The request: Every line that contains the word "горячего" should be copied out.

Data section:
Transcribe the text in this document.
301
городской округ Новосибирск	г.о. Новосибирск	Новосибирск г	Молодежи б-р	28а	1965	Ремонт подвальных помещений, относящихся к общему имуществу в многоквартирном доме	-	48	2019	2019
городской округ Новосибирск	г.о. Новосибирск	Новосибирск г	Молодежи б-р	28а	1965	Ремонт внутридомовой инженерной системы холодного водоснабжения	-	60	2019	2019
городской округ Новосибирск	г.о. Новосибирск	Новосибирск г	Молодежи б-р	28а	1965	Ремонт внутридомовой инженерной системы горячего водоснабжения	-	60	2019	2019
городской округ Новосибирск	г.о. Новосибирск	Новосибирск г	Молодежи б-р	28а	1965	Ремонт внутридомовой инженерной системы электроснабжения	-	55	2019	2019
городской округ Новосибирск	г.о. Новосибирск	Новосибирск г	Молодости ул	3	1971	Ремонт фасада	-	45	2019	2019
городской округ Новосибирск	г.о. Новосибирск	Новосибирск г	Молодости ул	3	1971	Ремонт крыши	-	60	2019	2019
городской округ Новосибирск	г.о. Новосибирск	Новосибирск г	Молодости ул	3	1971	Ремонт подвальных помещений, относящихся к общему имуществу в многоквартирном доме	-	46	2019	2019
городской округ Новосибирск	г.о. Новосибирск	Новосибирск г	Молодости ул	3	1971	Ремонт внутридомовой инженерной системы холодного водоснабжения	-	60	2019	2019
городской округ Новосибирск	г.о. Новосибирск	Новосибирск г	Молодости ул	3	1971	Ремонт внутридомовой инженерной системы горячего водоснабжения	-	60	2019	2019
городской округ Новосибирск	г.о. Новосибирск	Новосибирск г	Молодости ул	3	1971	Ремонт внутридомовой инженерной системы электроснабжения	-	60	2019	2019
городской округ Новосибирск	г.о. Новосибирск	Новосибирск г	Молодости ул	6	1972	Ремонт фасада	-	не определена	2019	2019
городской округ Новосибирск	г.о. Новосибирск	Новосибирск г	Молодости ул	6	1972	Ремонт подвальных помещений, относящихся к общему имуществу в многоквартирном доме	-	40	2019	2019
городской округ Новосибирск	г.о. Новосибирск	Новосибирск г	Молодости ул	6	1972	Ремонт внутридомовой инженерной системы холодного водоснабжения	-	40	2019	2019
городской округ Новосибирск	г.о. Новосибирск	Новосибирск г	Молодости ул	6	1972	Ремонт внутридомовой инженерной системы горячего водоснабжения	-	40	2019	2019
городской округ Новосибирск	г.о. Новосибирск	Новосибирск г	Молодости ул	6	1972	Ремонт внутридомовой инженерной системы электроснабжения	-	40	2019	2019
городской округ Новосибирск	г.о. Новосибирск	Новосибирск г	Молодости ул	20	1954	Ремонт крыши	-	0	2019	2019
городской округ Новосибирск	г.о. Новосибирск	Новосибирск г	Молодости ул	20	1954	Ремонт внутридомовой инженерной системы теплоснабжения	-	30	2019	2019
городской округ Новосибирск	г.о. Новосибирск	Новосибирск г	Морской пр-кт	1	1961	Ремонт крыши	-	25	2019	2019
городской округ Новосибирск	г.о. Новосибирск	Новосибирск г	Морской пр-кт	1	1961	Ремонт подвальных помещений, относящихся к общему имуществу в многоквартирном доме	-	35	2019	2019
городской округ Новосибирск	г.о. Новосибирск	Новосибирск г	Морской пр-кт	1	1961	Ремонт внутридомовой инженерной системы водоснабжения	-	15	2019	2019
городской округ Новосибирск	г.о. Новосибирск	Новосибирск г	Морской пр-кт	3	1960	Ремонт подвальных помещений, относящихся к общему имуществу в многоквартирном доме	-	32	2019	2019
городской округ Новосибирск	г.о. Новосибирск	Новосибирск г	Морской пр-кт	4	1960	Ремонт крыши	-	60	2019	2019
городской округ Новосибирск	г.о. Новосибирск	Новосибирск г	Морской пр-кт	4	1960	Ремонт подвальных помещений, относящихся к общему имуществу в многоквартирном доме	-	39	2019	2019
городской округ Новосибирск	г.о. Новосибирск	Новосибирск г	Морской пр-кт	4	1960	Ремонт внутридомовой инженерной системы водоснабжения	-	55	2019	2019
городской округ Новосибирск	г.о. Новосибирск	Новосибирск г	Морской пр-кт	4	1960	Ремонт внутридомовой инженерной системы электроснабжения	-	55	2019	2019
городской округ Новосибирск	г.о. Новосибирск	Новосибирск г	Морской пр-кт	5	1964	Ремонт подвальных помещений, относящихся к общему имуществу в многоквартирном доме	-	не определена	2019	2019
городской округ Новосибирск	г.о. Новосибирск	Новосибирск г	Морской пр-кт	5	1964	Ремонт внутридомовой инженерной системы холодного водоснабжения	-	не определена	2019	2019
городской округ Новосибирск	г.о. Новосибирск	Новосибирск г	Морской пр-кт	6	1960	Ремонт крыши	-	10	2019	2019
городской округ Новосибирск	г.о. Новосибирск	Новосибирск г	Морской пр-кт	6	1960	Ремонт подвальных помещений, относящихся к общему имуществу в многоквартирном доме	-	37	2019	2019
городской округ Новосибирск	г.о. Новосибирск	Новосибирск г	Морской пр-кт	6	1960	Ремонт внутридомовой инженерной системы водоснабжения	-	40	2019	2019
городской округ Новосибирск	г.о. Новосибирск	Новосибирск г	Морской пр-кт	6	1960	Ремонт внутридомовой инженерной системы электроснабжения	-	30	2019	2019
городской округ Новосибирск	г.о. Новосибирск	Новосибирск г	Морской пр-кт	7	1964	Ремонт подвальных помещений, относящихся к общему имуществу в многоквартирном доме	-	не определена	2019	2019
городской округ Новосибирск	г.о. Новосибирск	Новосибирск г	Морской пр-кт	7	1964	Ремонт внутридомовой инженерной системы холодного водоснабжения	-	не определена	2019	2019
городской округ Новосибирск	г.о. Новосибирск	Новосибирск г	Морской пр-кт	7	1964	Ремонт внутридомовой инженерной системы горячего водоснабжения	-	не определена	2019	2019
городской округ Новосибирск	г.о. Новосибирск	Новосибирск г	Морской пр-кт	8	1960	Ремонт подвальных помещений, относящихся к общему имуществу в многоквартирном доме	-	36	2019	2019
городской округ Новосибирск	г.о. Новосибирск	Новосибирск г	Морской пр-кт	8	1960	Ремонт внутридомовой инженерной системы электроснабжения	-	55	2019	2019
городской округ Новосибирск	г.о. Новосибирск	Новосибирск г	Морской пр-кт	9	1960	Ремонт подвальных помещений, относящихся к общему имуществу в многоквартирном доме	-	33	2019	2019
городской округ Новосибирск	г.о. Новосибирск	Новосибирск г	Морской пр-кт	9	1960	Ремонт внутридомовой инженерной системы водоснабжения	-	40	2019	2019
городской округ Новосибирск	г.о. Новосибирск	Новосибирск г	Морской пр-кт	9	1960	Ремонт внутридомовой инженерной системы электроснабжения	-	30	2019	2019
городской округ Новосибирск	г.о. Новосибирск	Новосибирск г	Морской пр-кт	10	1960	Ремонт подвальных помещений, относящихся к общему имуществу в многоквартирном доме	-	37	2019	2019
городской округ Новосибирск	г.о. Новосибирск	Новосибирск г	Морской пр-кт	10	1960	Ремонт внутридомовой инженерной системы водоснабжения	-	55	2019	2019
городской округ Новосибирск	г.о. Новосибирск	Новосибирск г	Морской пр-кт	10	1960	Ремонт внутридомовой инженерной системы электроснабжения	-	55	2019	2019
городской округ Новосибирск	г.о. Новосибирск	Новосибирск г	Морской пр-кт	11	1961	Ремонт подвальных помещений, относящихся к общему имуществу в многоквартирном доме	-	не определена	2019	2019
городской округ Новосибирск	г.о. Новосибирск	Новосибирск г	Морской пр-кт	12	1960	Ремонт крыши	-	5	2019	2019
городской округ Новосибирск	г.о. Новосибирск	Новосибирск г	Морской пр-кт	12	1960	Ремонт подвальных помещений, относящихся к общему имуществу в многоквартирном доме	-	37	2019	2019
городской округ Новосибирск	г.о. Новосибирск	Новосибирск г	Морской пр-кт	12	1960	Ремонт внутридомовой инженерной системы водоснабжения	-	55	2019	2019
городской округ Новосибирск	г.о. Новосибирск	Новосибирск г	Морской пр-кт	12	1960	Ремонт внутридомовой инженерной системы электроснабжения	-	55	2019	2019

Solution to this task:
городской округ Новосибирск	г.о. Новосибирск	Новосибирск г	Молодежи б-р	28а	1965	Ремонт внутридомовой инженерной системы горячего водоснабжения	-	60	2019	2019
городской округ Новосибирск	г.о. Новосибирск	Новосибирск г	Молодости ул	3	1971	Ремонт внутридомовой инженерной системы горячего водоснабжения	-	60	2019	2019
городской округ Новосибирск	г.о. Новосибирск	Новосибирск г	Молодости ул	6	1972	Ремонт внутридомовой инженерной системы горячего водоснабжения	-	40	2019	2019
городской округ Новосибирск	г.о. Новосибирск	Новосибирск г	Морской пр-кт	7	1964	Ремонт внутридомовой инженерной системы горячего водоснабжения	-	не определена	2019	2019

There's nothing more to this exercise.